— EXERCISE INPUT —

========================================

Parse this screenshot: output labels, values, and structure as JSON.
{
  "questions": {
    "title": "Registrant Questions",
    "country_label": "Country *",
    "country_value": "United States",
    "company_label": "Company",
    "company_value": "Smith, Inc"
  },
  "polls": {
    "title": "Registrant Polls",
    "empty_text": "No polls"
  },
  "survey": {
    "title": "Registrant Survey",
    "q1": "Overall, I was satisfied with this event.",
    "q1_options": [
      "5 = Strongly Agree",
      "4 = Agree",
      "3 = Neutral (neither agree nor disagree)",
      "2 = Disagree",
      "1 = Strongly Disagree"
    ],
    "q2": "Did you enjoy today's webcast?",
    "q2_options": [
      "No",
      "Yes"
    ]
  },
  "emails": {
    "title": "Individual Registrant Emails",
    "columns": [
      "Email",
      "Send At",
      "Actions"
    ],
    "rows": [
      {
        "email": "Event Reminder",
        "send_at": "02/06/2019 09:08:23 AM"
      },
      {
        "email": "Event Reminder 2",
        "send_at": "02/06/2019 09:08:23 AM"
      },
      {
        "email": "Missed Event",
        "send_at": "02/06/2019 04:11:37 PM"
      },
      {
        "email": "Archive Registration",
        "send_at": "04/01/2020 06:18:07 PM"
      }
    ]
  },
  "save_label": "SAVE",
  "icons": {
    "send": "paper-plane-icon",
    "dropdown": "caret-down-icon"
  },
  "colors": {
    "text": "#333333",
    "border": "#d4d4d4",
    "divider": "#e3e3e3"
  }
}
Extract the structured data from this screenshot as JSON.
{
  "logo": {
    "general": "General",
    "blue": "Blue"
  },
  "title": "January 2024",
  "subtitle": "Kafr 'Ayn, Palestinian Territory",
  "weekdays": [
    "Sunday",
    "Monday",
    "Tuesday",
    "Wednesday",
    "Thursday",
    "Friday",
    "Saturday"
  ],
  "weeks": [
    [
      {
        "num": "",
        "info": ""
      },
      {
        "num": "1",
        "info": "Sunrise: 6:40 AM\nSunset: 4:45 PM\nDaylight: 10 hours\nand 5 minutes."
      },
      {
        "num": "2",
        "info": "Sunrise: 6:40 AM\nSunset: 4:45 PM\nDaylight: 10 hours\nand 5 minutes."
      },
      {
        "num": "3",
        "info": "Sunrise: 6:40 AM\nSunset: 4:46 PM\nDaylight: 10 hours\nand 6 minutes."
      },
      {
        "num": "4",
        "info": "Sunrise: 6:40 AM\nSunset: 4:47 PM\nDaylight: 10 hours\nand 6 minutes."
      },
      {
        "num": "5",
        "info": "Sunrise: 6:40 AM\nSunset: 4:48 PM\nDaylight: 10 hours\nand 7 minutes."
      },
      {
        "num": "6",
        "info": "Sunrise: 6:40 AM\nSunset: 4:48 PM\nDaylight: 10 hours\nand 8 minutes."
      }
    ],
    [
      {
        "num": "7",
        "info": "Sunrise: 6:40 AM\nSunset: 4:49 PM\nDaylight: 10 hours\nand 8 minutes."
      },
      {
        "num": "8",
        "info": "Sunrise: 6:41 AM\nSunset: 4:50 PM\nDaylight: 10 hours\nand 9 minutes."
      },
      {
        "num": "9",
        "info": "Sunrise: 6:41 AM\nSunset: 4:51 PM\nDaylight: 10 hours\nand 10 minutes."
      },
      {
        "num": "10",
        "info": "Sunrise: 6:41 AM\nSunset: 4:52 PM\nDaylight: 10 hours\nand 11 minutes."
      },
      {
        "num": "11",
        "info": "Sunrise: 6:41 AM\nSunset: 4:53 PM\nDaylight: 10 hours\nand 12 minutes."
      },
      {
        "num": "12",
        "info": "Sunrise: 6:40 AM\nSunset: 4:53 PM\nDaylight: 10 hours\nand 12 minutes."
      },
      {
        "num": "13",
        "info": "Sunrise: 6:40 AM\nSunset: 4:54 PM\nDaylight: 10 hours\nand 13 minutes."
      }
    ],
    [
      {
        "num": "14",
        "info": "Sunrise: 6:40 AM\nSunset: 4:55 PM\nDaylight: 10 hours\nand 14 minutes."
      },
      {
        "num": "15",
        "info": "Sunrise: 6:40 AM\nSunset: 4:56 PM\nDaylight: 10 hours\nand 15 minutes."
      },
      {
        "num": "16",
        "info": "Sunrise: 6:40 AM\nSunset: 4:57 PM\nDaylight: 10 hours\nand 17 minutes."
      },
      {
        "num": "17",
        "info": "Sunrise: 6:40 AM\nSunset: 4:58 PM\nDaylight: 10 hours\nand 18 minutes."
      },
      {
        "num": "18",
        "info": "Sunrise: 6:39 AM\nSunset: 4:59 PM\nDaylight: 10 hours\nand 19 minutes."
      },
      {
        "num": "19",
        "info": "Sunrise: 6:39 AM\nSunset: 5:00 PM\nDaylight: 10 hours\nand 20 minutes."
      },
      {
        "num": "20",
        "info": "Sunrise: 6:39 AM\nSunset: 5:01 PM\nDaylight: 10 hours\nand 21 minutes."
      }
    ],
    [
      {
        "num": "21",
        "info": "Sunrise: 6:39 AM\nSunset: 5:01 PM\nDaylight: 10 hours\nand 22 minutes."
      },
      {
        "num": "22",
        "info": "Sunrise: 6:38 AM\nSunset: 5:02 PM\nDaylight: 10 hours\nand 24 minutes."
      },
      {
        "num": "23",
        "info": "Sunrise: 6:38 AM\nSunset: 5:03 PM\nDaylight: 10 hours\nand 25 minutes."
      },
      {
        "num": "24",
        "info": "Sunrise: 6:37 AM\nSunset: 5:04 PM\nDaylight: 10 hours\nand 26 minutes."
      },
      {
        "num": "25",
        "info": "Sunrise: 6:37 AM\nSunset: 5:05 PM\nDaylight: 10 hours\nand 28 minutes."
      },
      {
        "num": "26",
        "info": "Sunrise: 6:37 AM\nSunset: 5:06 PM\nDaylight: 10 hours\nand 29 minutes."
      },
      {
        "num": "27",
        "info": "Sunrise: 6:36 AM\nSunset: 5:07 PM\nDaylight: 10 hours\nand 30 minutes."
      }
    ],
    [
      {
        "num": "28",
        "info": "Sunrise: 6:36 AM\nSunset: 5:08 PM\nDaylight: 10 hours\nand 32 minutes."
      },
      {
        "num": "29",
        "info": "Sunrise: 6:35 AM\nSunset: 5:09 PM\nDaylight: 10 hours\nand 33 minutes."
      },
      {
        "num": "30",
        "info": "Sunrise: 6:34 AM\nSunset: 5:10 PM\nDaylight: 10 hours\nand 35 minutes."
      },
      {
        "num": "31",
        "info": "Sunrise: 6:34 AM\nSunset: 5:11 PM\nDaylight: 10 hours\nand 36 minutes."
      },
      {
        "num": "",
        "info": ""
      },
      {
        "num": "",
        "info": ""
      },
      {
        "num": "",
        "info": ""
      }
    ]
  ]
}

========================================

Reproduce each line verbatim.

Parse this screenshot: output labels, values, and structure as JSON.
{
  "questions": {
    "title": "Registrant Questions",
    "country_label": "Country *",
    "country_value": "United States",
    "company_label": "Company",
    "company_value": "Smith, Inc"
  },
  "polls": {
    "title": "Registrant Polls",
    "empty_text": "No polls"
  },
  "survey": {
    "title": "Registrant Survey",
    "q1": "Overall, I was satisfied with this event.",
    "q1_options": [
      "5 = Strongly Agree",
      "4 = Agree",
      "3 = Neutral (neither agree nor disagree)",
      "2 = Disagree",
      "1 = Strongly Disagree"
    ],
    "q2": "Did you enjoy today's webcast?",
    "q2_options": [
      "No",
      "Yes"
    ]
  },
  "emails": {
    "title": "Individual Registrant Emails",
    "columns": [
      "Email",
      "Send At",
      "Actions"
    ],
    "rows": [
      {
        "email": "Event Reminder",
        "send_at": "02/06/2019 09:08:23 AM"
      },
      {
        "email": "Event Reminder 2",
        "send_at": "02/06/2019 09:08:23 AM"
      },
      {
        "email": "Missed Event",
        "send_at": "02/06/2019 04:11:37 PM"
      },
      {
        "email": "Archive Registration",
        "send_at": "04/01/2020 06:18:07 PM"
      }
    ]
  },
  "save_label": "SAVE",
  "icons": {
    "send": "paper-plane-icon",
    "dropdown": "caret-down-icon"
  },
  "colors": {
    "text": "#333333",
    "border": "#d4d4d4",
    "divider": "#e3e3e3"
  }
}
Extract the structured data from this screenshot as JSON.
{
  "logo": {
    "general": "General",
    "blue": "Blue"
  },
  "title": "January 2024",
  "subtitle": "Kafr 'Ayn, Palestinian Territory",
  "weekdays": [
    "Sunday",
    "Monday",
    "Tuesday",
    "Wednesday",
    "Thursday",
    "Friday",
    "Saturday"
  ],
  "weeks": [
    [
      {
        "num": "",
        "info": ""
      },
      {
        "num": "1",
        "info": "Sunrise: 6:40 AM\nSunset: 4:45 PM\nDaylight: 10 hours\nand 5 minutes."
      },
      {
        "num": "2",
        "info": "Sunrise: 6:40 AM\nSunset: 4:45 PM\nDaylight: 10 hours\nand 5 minutes."
      },
      {
        "num": "3",
        "info": "Sunrise: 6:40 AM\nSunset: 4:46 PM\nDaylight: 10 hours\nand 6 minutes."
      },
      {
        "num": "4",
        "info": "Sunrise: 6:40 AM\nSunset: 4:47 PM\nDaylight: 10 hours\nand 6 minutes."
      },
      {
        "num": "5",
        "info": "Sunrise: 6:40 AM\nSunset: 4:48 PM\nDaylight: 10 hours\nand 7 minutes."
      },
      {
        "num": "6",
        "info": "Sunrise: 6:40 AM\nSunset: 4:48 PM\nDaylight: 10 hours\nand 8 minutes."
      }
    ],
    [
      {
        "num": "7",
        "info": "Sunrise: 6:40 AM\nSunset: 4:49 PM\nDaylight: 10 hours\nand 8 minutes."
      },
      {
        "num": "8",
        "info": "Sunrise: 6:41 AM\nSunset: 4:50 PM\nDaylight: 10 hours\nand 9 minutes."
      },
      {
        "num": "9",
        "info": "Sunrise: 6:41 AM\nSunset: 4:51 PM\nDaylight: 10 hours\nand 10 minutes."
      },
      {
        "num": "10",
        "info": "Sunrise: 6:41 AM\nSunset: 4:52 PM\nDaylight: 10 hours\nand 11 minutes."
      },
      {
        "num": "11",
        "info": "Sunrise: 6:41 AM\nSunset: 4:53 PM\nDaylight: 10 hours\nand 12 minutes."
      },
      {
        "num": "12",
        "info": "Sunrise: 6:40 AM\nSunset: 4:53 PM\nDaylight: 10 hours\nand 12 minutes."
      },
      {
        "num": "13",
        "info": "Sunrise: 6:40 AM\nSunset: 4:54 PM\nDaylight: 10 hours\nand 13 minutes."
      }
    ],
    [
      {
        "num": "14",
        "info": "Sunrise: 6:40 AM\nSunset: 4:55 PM\nDaylight: 10 hours\nand 14 minutes."
      },
      {
        "num": "15",
        "info": "Sunrise: 6:40 AM\nSunset: 4:56 PM\nDaylight: 10 hours\nand 15 minutes."
      },
      {
        "num": "16",
        "info": "Sunrise: 6:40 AM\nSunset: 4:57 PM\nDaylight: 10 hours\nand 17 minutes."
      },
      {
        "num": "17",
        "info": "Sunrise: 6:40 AM\nSunset: 4:58 PM\nDaylight: 10 hours\nand 18 minutes."
      },
      {
        "num": "18",
        "info": "Sunrise: 6:39 AM\nSunset: 4:59 PM\nDaylight: 10 hours\nand 19 minutes."
      },
      {
        "num": "19",
        "info": "Sunrise: 6:39 AM\nSunset: 5:00 PM\nDaylight: 10 hours\nand 20 minutes."
      },
      {
        "num": "20",
        "info": "Sunrise: 6:39 AM\nSunset: 5:01 PM\nDaylight: 10 hours\nand 21 minutes."
      }
    ],
    [
      {
        "num": "21",
        "info": "Sunrise: 6:39 AM\nSunset: 5:01 PM\nDaylight: 10 hours\nand 22 minutes."
      },
      {
        "num": "22",
        "info": "Sunrise: 6:38 AM\nSunset: 5:02 PM\nDaylight: 10 hours\nand 24 minutes."
      },
      {
        "num": "23",
        "info": "Sunrise: 6:38 AM\nSunset: 5:03 PM\nDaylight: 10 hours\nand 25 minutes."
      },
      {
        "num": "24",
        "info": "Sunrise: 6:37 AM\nSunset: 5:04 PM\nDaylight: 10 hours\nand 26 minutes."
      },
      {
        "num": "25",
        "info": "Sunrise: 6:37 AM\nSunset: 5:05 PM\nDaylight: 10 hours\nand 28 minutes."
      },
      {
        "num": "26",
        "info": "Sunrise: 6:37 AM\nSunset: 5:06 PM\nDaylight: 10 hours\nand 29 minutes."
      },
      {
        "num": "27",
        "info": "Sunrise: 6:36 AM\nSunset: 5:07 PM\nDaylight: 10 hours\nand 30 minutes."
      }
    ],
    [
      {
        "num": "28",
        "info": "Sunrise: 6:36 AM\nSunset: 5:08 PM\nDaylight: 10 hours\nand 32 minutes."
      },
      {
        "num": "29",
        "info": "Sunrise: 6:35 AM\nSunset: 5:09 PM\nDaylight: 10 hours\nand 33 minutes."
      },
      {
        "num": "30",
        "info": "Sunrise: 6:34 AM\nSunset: 5:10 PM\nDaylight: 10 hours\nand 35 minutes."
      },
      {
        "num": "31",
        "info": "Sunrise: 6:34 AM\nSunset: 5:11 PM\nDaylight: 10 hours\nand 36 minutes."
      },
      {
        "num": "",
        "info": ""
      },
      {
        "num": "",
        "info": ""
      },
      {
        "num": "",
        "info": ""
      }
    ]
  ]
}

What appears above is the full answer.